[Dataset entries]
--- Start ---

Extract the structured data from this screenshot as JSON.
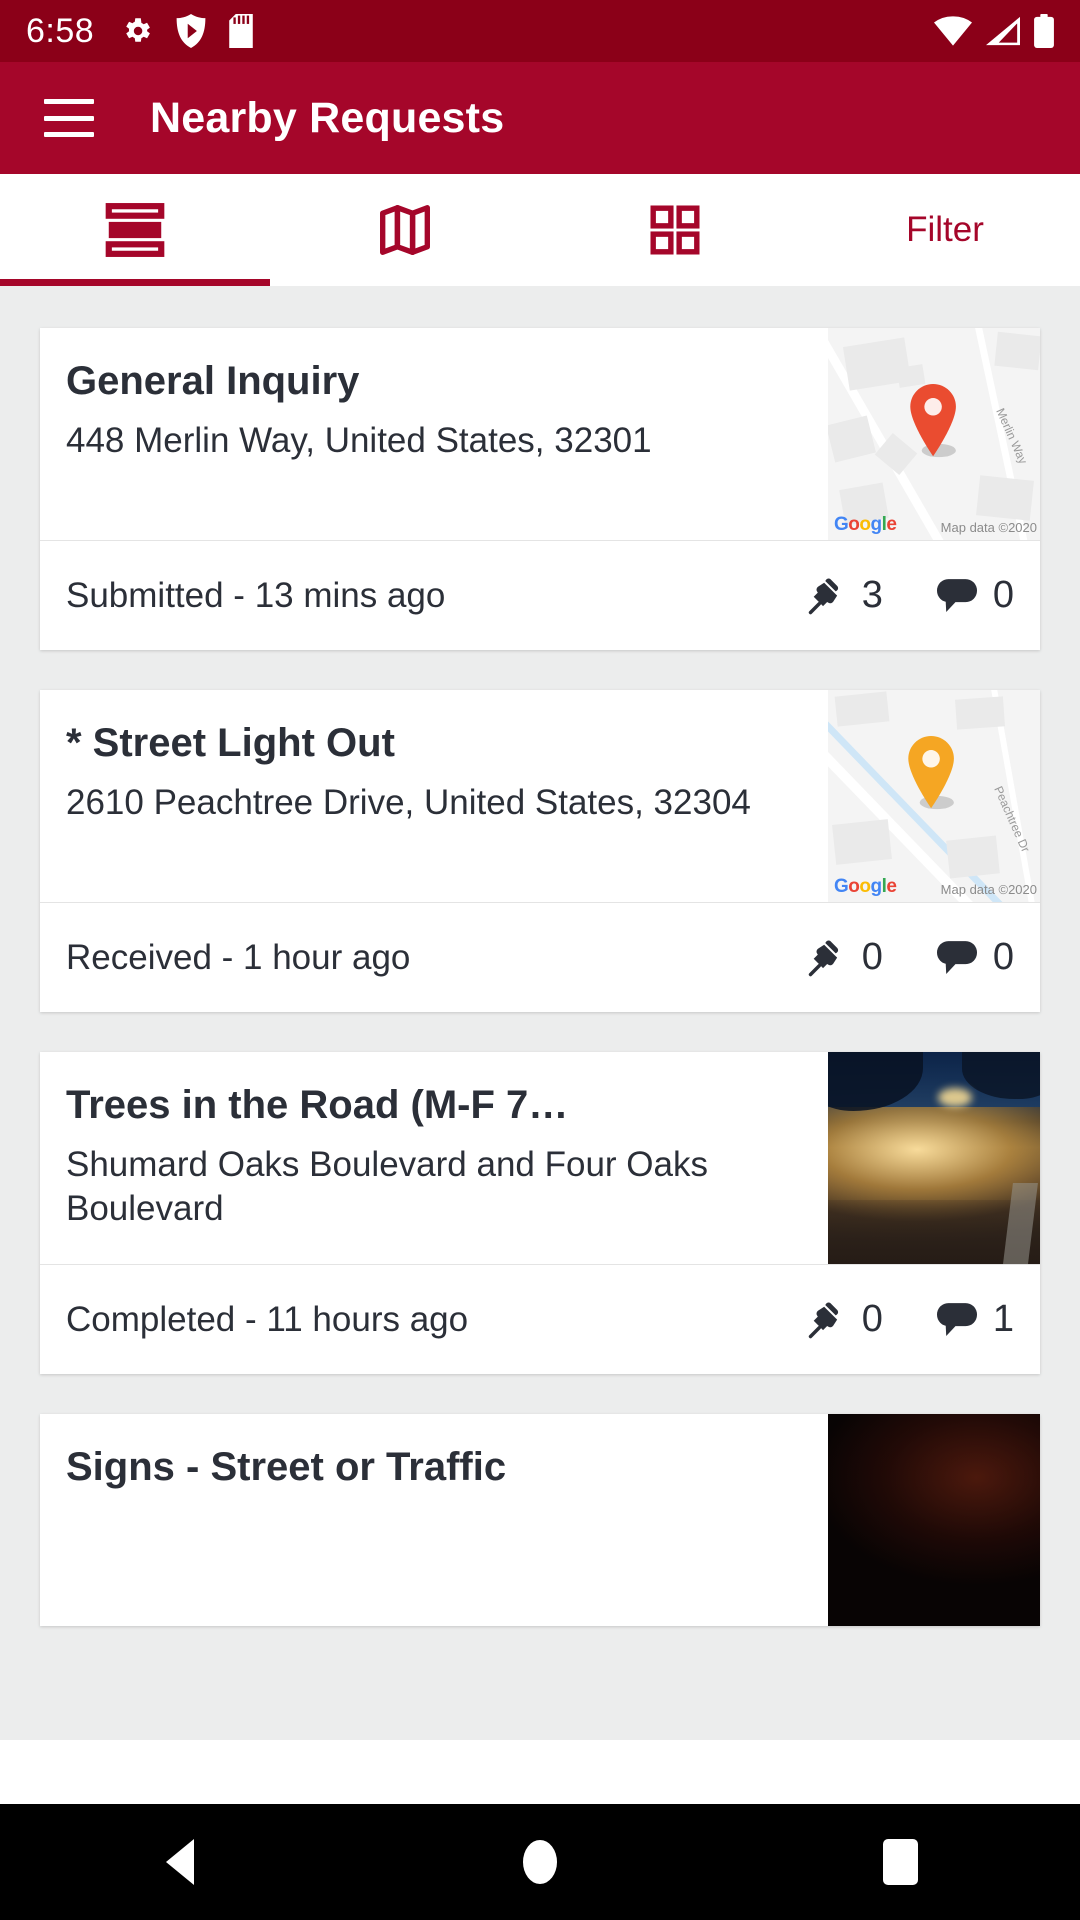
{
  "status_bar": {
    "time": "6:58",
    "left_icons": [
      "settings-gear-icon",
      "shield-icon",
      "sd-card-icon"
    ],
    "right_icons": [
      "wifi-icon",
      "cellular-signal-icon",
      "battery-icon"
    ]
  },
  "app_bar": {
    "menu_icon": "hamburger-menu-icon",
    "title": "Nearby Requests"
  },
  "tabs": [
    {
      "name": "list-tab",
      "icon": "list-view-icon",
      "label": "",
      "active": true
    },
    {
      "name": "map-tab",
      "icon": "map-view-icon",
      "label": "",
      "active": false
    },
    {
      "name": "grid-tab",
      "icon": "grid-view-icon",
      "label": "",
      "active": false
    },
    {
      "name": "filter-tab",
      "icon": "",
      "label": "Filter",
      "active": false
    }
  ],
  "colors": {
    "status_bar": "#8b0018",
    "app_bar": "#a5062a",
    "accent": "#a5062a",
    "page_bg": "#eceded",
    "card_bg": "#ffffff",
    "text": "#2b2f38",
    "pin_red": "#ea4c30",
    "pin_orange": "#f5a623"
  },
  "requests": [
    {
      "title": "General Inquiry",
      "address": "448   Merlin Way, United States, 32301",
      "status": "Submitted - 13 mins ago",
      "pin_count": "3",
      "comment_count": "0",
      "thumb_type": "map",
      "map_pin_color": "#ea4c30",
      "map_street_label": "Merlin Way",
      "map_attribution": "Map data ©2020",
      "map_watermark": "Google"
    },
    {
      "title": "* Street Light Out",
      "address": "2610   Peachtree Drive, United States, 32304",
      "status": "Received - 1 hour ago",
      "pin_count": "0",
      "comment_count": "0",
      "thumb_type": "map",
      "map_pin_color": "#f5a623",
      "map_street_label": "Peachtree Dr",
      "map_attribution": "Map data ©2020",
      "map_watermark": "Google"
    },
    {
      "title": "Trees in the Road (M-F 7…",
      "address": "Shumard Oaks Boulevard and Four Oaks Boulevard",
      "status": "Completed - 11 hours ago",
      "pin_count": "0",
      "comment_count": "1",
      "thumb_type": "photo",
      "photo_description": "night-fallen-tree-photo"
    },
    {
      "title": "Signs - Street or Traffic",
      "address": "",
      "status": "",
      "pin_count": "",
      "comment_count": "",
      "thumb_type": "photo",
      "photo_description": "dark-night-photo"
    }
  ],
  "nav_bar": {
    "back": "back-nav-button",
    "home": "home-nav-button",
    "recents": "recents-nav-button"
  }
}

--- End ---

▶ _DESCRIPTION OF THE TASK_
Reproduce the data above in full, exactly as it is, with the pictures left out.

▶ _OUTPUT BELOW_
Extract the structured data from this screenshot as JSON.
{
  "status_bar": {
    "time": "6:58",
    "left_icons": [
      "settings-gear-icon",
      "shield-icon",
      "sd-card-icon"
    ],
    "right_icons": [
      "wifi-icon",
      "cellular-signal-icon",
      "battery-icon"
    ]
  },
  "app_bar": {
    "menu_icon": "hamburger-menu-icon",
    "title": "Nearby Requests"
  },
  "tabs": [
    {
      "name": "list-tab",
      "icon": "list-view-icon",
      "label": "",
      "active": true
    },
    {
      "name": "map-tab",
      "icon": "map-view-icon",
      "label": "",
      "active": false
    },
    {
      "name": "grid-tab",
      "icon": "grid-view-icon",
      "label": "",
      "active": false
    },
    {
      "name": "filter-tab",
      "icon": "",
      "label": "Filter",
      "active": false
    }
  ],
  "colors": {
    "status_bar": "#8b0018",
    "app_bar": "#a5062a",
    "accent": "#a5062a",
    "page_bg": "#eceded",
    "card_bg": "#ffffff",
    "text": "#2b2f38",
    "pin_red": "#ea4c30",
    "pin_orange": "#f5a623"
  },
  "requests": [
    {
      "title": "General Inquiry",
      "address": "448   Merlin Way, United States, 32301",
      "status": "Submitted - 13 mins ago",
      "pin_count": "3",
      "comment_count": "0",
      "thumb_type": "map",
      "map_pin_color": "#ea4c30",
      "map_street_label": "Merlin Way",
      "map_attribution": "Map data ©2020",
      "map_watermark": "Google"
    },
    {
      "title": "* Street Light Out",
      "address": "2610   Peachtree Drive, United States, 32304",
      "status": "Received - 1 hour ago",
      "pin_count": "0",
      "comment_count": "0",
      "thumb_type": "map",
      "map_pin_color": "#f5a623",
      "map_street_label": "Peachtree Dr",
      "map_attribution": "Map data ©2020",
      "map_watermark": "Google"
    },
    {
      "title": "Trees in the Road (M-F 7…",
      "address": "Shumard Oaks Boulevard and Four Oaks Boulevard",
      "status": "Completed - 11 hours ago",
      "pin_count": "0",
      "comment_count": "1",
      "thumb_type": "photo",
      "photo_description": "night-fallen-tree-photo"
    },
    {
      "title": "Signs - Street or Traffic",
      "address": "",
      "status": "",
      "pin_count": "",
      "comment_count": "",
      "thumb_type": "photo",
      "photo_description": "dark-night-photo"
    }
  ],
  "nav_bar": {
    "back": "back-nav-button",
    "home": "home-nav-button",
    "recents": "recents-nav-button"
  }
}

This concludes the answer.